→ **Work to do**:
Lines that hold the word "Protection" should be located and copied.

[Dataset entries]

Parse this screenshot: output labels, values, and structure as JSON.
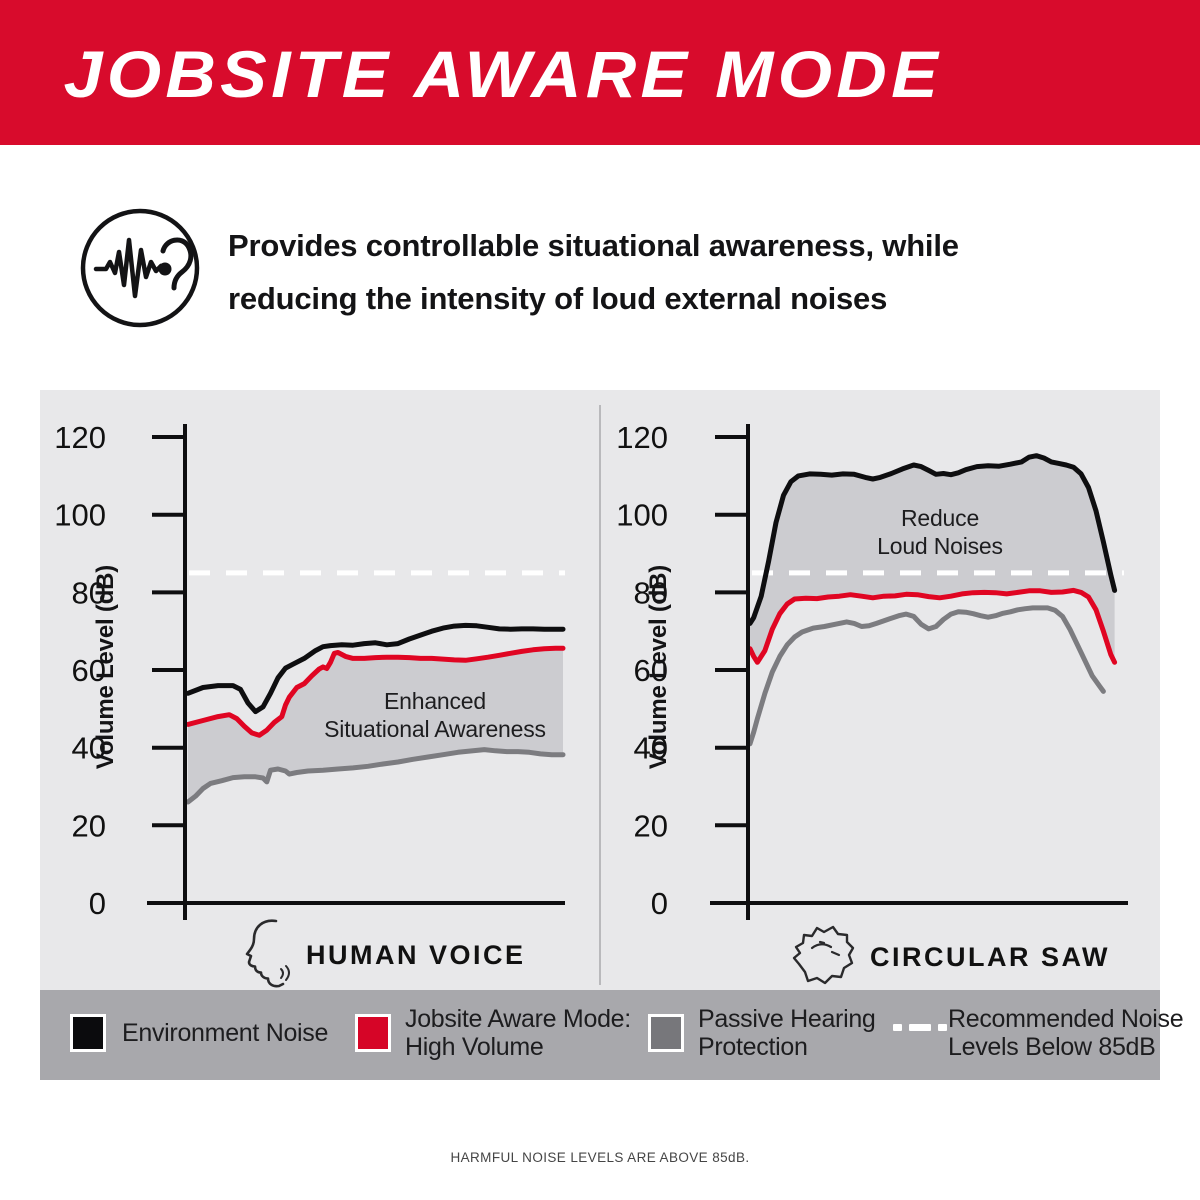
{
  "header": {
    "title": "JOBSITE AWARE MODE",
    "accent_color": "#d80b2c"
  },
  "intro": {
    "icon": "ear-soundwave-icon",
    "line1": "Provides controllable situational awareness, while",
    "line2": "reducing the intensity of loud external noises"
  },
  "chart_data": [
    {
      "type": "area",
      "xlabel": "HUMAN VOICE",
      "ylabel": "Volume Level (dB)",
      "yticks": [
        0,
        20,
        40,
        60,
        80,
        100,
        120
      ],
      "ylim": [
        0,
        125
      ],
      "grid": false,
      "threshold": {
        "value": 85,
        "style": "dashed-white",
        "label": "Recommended Noise Levels Below 85dB"
      },
      "annotation": {
        "lines": [
          "Enhanced",
          "Situational Awareness"
        ]
      },
      "fill_between": {
        "top": "Jobsite Aware Mode: High Volume",
        "bottom": "Passive Hearing Protection",
        "color": "#ccccd0"
      },
      "series": [
        {
          "name": "Environment Noise",
          "color": "#0e0e10",
          "points": [
            [
              0,
              54
            ],
            [
              4,
              55.5
            ],
            [
              8,
              56
            ],
            [
              12,
              56
            ],
            [
              14,
              55
            ],
            [
              16,
              51.5
            ],
            [
              18,
              49.3
            ],
            [
              20,
              50.5
            ],
            [
              22,
              54
            ],
            [
              24,
              58
            ],
            [
              26,
              60.5
            ],
            [
              28,
              61.5
            ],
            [
              31,
              63
            ],
            [
              34,
              65
            ],
            [
              36,
              66
            ],
            [
              38,
              66.3
            ],
            [
              41,
              66.5
            ],
            [
              44,
              66.4
            ],
            [
              47,
              66.8
            ],
            [
              50,
              67
            ],
            [
              53,
              66.5
            ],
            [
              56,
              66.8
            ],
            [
              59,
              68
            ],
            [
              62,
              69
            ],
            [
              65,
              70
            ],
            [
              68,
              70.8
            ],
            [
              71,
              71.3
            ],
            [
              74,
              71.5
            ],
            [
              77,
              71.4
            ],
            [
              80,
              71
            ],
            [
              83,
              70.6
            ],
            [
              86,
              70.5
            ],
            [
              89,
              70.6
            ],
            [
              92,
              70.6
            ],
            [
              95,
              70.5
            ],
            [
              100,
              70.5
            ]
          ]
        },
        {
          "name": "Jobsite Aware Mode: High Volume",
          "color": "#e00522",
          "points": [
            [
              0,
              46
            ],
            [
              4,
              47
            ],
            [
              8,
              48
            ],
            [
              11,
              48.5
            ],
            [
              13,
              47.5
            ],
            [
              15,
              45.5
            ],
            [
              17,
              43.8
            ],
            [
              19,
              43.2
            ],
            [
              21,
              44.5
            ],
            [
              23,
              46.5
            ],
            [
              25,
              48
            ],
            [
              26,
              51
            ],
            [
              27,
              53
            ],
            [
              29,
              55.5
            ],
            [
              31,
              56.5
            ],
            [
              33,
              58.5
            ],
            [
              35,
              60.3
            ],
            [
              36,
              60.8
            ],
            [
              37,
              60.4
            ],
            [
              38,
              62
            ],
            [
              39,
              64.3
            ],
            [
              40,
              64.5
            ],
            [
              42,
              63.5
            ],
            [
              44,
              63
            ],
            [
              47,
              63
            ],
            [
              50,
              63.2
            ],
            [
              53,
              63.3
            ],
            [
              56,
              63.3
            ],
            [
              59,
              63.2
            ],
            [
              62,
              63
            ],
            [
              65,
              63
            ],
            [
              68,
              62.8
            ],
            [
              71,
              62.6
            ],
            [
              74,
              62.5
            ],
            [
              77,
              62.9
            ],
            [
              80,
              63.3
            ],
            [
              83,
              63.8
            ],
            [
              86,
              64.3
            ],
            [
              89,
              64.8
            ],
            [
              92,
              65.2
            ],
            [
              95,
              65.5
            ],
            [
              98,
              65.6
            ],
            [
              100,
              65.6
            ]
          ]
        },
        {
          "name": "Passive Hearing Protection",
          "color": "#7c7c80",
          "points": [
            [
              0,
              26
            ],
            [
              2,
              27.5
            ],
            [
              4,
              29.5
            ],
            [
              6,
              30.8
            ],
            [
              9,
              31.5
            ],
            [
              12,
              32.3
            ],
            [
              15,
              32.5
            ],
            [
              18,
              32.5
            ],
            [
              20,
              32.2
            ],
            [
              21,
              31.2
            ],
            [
              22,
              34.2
            ],
            [
              24,
              34.5
            ],
            [
              26,
              34
            ],
            [
              27,
              33.2
            ],
            [
              29,
              33.6
            ],
            [
              32,
              34
            ],
            [
              36,
              34.2
            ],
            [
              40,
              34.5
            ],
            [
              44,
              34.8
            ],
            [
              48,
              35.2
            ],
            [
              52,
              35.8
            ],
            [
              56,
              36.3
            ],
            [
              60,
              37
            ],
            [
              64,
              37.6
            ],
            [
              68,
              38.2
            ],
            [
              72,
              38.8
            ],
            [
              76,
              39.2
            ],
            [
              79,
              39.5
            ],
            [
              82,
              39.2
            ],
            [
              85,
              39
            ],
            [
              88,
              39
            ],
            [
              91,
              38.8
            ],
            [
              94,
              38.4
            ],
            [
              97,
              38.2
            ],
            [
              100,
              38.2
            ]
          ]
        }
      ]
    },
    {
      "type": "area",
      "xlabel": "CIRCULAR SAW",
      "ylabel": "Volume Level (dB)",
      "yticks": [
        0,
        20,
        40,
        60,
        80,
        100,
        120
      ],
      "ylim": [
        0,
        125
      ],
      "grid": false,
      "threshold": {
        "value": 85,
        "style": "dashed-white",
        "label": "Recommended Noise Levels Below 85dB"
      },
      "annotation": {
        "lines": [
          "Reduce",
          "Loud Noises"
        ]
      },
      "fill_between": {
        "top": "Environment Noise",
        "bottom": "Jobsite Aware Mode: High Volume",
        "color": "#ccccd0"
      },
      "series": [
        {
          "name": "Environment Noise",
          "color": "#0e0e10",
          "points": [
            [
              0,
              72
            ],
            [
              1,
              73.5
            ],
            [
              3,
              79
            ],
            [
              5,
              88
            ],
            [
              7,
              98
            ],
            [
              9,
              105
            ],
            [
              11,
              108.5
            ],
            [
              13,
              110
            ],
            [
              16,
              110.5
            ],
            [
              19,
              110.4
            ],
            [
              22,
              110.2
            ],
            [
              25,
              110.5
            ],
            [
              28,
              110.4
            ],
            [
              31,
              109.6
            ],
            [
              33,
              109.2
            ],
            [
              35,
              109.6
            ],
            [
              38,
              110.6
            ],
            [
              41,
              111.8
            ],
            [
              44,
              112.8
            ],
            [
              46,
              112.4
            ],
            [
              48,
              111.4
            ],
            [
              50,
              110.4
            ],
            [
              52,
              110.6
            ],
            [
              54,
              110.3
            ],
            [
              56,
              110.8
            ],
            [
              58,
              111.6
            ],
            [
              61,
              112.4
            ],
            [
              64,
              112.6
            ],
            [
              67,
              112.5
            ],
            [
              70,
              113
            ],
            [
              73,
              113.6
            ],
            [
              75,
              114.8
            ],
            [
              77,
              115.2
            ],
            [
              79,
              114.6
            ],
            [
              81,
              113.6
            ],
            [
              83,
              113.2
            ],
            [
              85,
              112.8
            ],
            [
              87,
              112.2
            ],
            [
              89,
              110.5
            ],
            [
              91,
              107
            ],
            [
              93,
              101
            ],
            [
              95,
              93
            ],
            [
              97,
              84.5
            ],
            [
              98,
              80.5
            ]
          ]
        },
        {
          "name": "Jobsite Aware Mode: High Volume",
          "color": "#e00522",
          "points": [
            [
              0,
              65.5
            ],
            [
              1,
              63.5
            ],
            [
              2,
              62
            ],
            [
              4,
              65
            ],
            [
              6,
              70.5
            ],
            [
              8,
              74.5
            ],
            [
              10,
              77
            ],
            [
              12,
              78.3
            ],
            [
              15,
              78.5
            ],
            [
              18,
              78.4
            ],
            [
              21,
              78.8
            ],
            [
              24,
              79
            ],
            [
              27,
              79.4
            ],
            [
              30,
              79
            ],
            [
              33,
              78.6
            ],
            [
              36,
              79
            ],
            [
              39,
              79.1
            ],
            [
              42,
              79.5
            ],
            [
              45,
              79.4
            ],
            [
              48,
              78.9
            ],
            [
              51,
              78.6
            ],
            [
              54,
              79
            ],
            [
              57,
              79.6
            ],
            [
              60,
              79.9
            ],
            [
              63,
              80
            ],
            [
              66,
              79.9
            ],
            [
              69,
              79.6
            ],
            [
              72,
              80
            ],
            [
              75,
              80.4
            ],
            [
              78,
              80.4
            ],
            [
              81,
              80
            ],
            [
              84,
              80.1
            ],
            [
              87,
              80.5
            ],
            [
              89,
              80
            ],
            [
              91,
              78.8
            ],
            [
              93,
              75.5
            ],
            [
              95,
              70
            ],
            [
              97,
              64
            ],
            [
              98,
              62
            ]
          ]
        },
        {
          "name": "Passive Hearing Protection",
          "color": "#7c7c80",
          "points": [
            [
              0,
              41
            ],
            [
              1,
              44
            ],
            [
              2,
              47.5
            ],
            [
              4,
              54
            ],
            [
              6,
              59.5
            ],
            [
              8,
              63.5
            ],
            [
              10,
              66.5
            ],
            [
              12,
              68.5
            ],
            [
              14,
              69.8
            ],
            [
              17,
              70.8
            ],
            [
              20,
              71.2
            ],
            [
              23,
              71.8
            ],
            [
              26,
              72.4
            ],
            [
              28,
              72
            ],
            [
              30,
              71.2
            ],
            [
              32,
              71.4
            ],
            [
              34,
              72
            ],
            [
              37,
              73
            ],
            [
              40,
              74
            ],
            [
              42,
              74.4
            ],
            [
              44,
              73.8
            ],
            [
              46,
              71.8
            ],
            [
              48,
              70.6
            ],
            [
              50,
              71.2
            ],
            [
              52,
              73
            ],
            [
              54,
              74.4
            ],
            [
              56,
              75
            ],
            [
              58,
              74.9
            ],
            [
              60,
              74.5
            ],
            [
              62,
              74
            ],
            [
              64,
              73.6
            ],
            [
              66,
              74
            ],
            [
              68,
              74.6
            ],
            [
              70,
              75
            ],
            [
              72,
              75.5
            ],
            [
              74,
              75.8
            ],
            [
              76,
              76
            ],
            [
              78,
              76
            ],
            [
              80,
              76
            ],
            [
              82,
              75.4
            ],
            [
              84,
              73.8
            ],
            [
              86,
              70.5
            ],
            [
              88,
              66.5
            ],
            [
              90,
              62.5
            ],
            [
              92,
              58.5
            ],
            [
              94,
              55.8
            ],
            [
              95,
              54.5
            ]
          ]
        }
      ]
    }
  ],
  "legend": {
    "items": [
      {
        "symbol": "swatch",
        "color": "#0b0b0d",
        "lines": [
          "Environment Noise"
        ]
      },
      {
        "symbol": "swatch",
        "color": "#d60527",
        "lines": [
          "Jobsite Aware Mode:",
          "High Volume"
        ]
      },
      {
        "symbol": "swatch",
        "color": "#77777b",
        "lines": [
          "Passive Hearing",
          "Protection"
        ]
      },
      {
        "symbol": "dashed-line",
        "color": "#ffffff",
        "lines": [
          "Recommended Noise",
          "Levels Below 85dB"
        ]
      }
    ]
  },
  "footer": {
    "note": "HARMFUL NOISE LEVELS ARE ABOVE 85dB."
  }
}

→ **Full response**:
        "bottom": "Passive Hearing Protection",
          "name": "Passive Hearing Protection",
          "name": "Passive Hearing Protection",
          "Protection"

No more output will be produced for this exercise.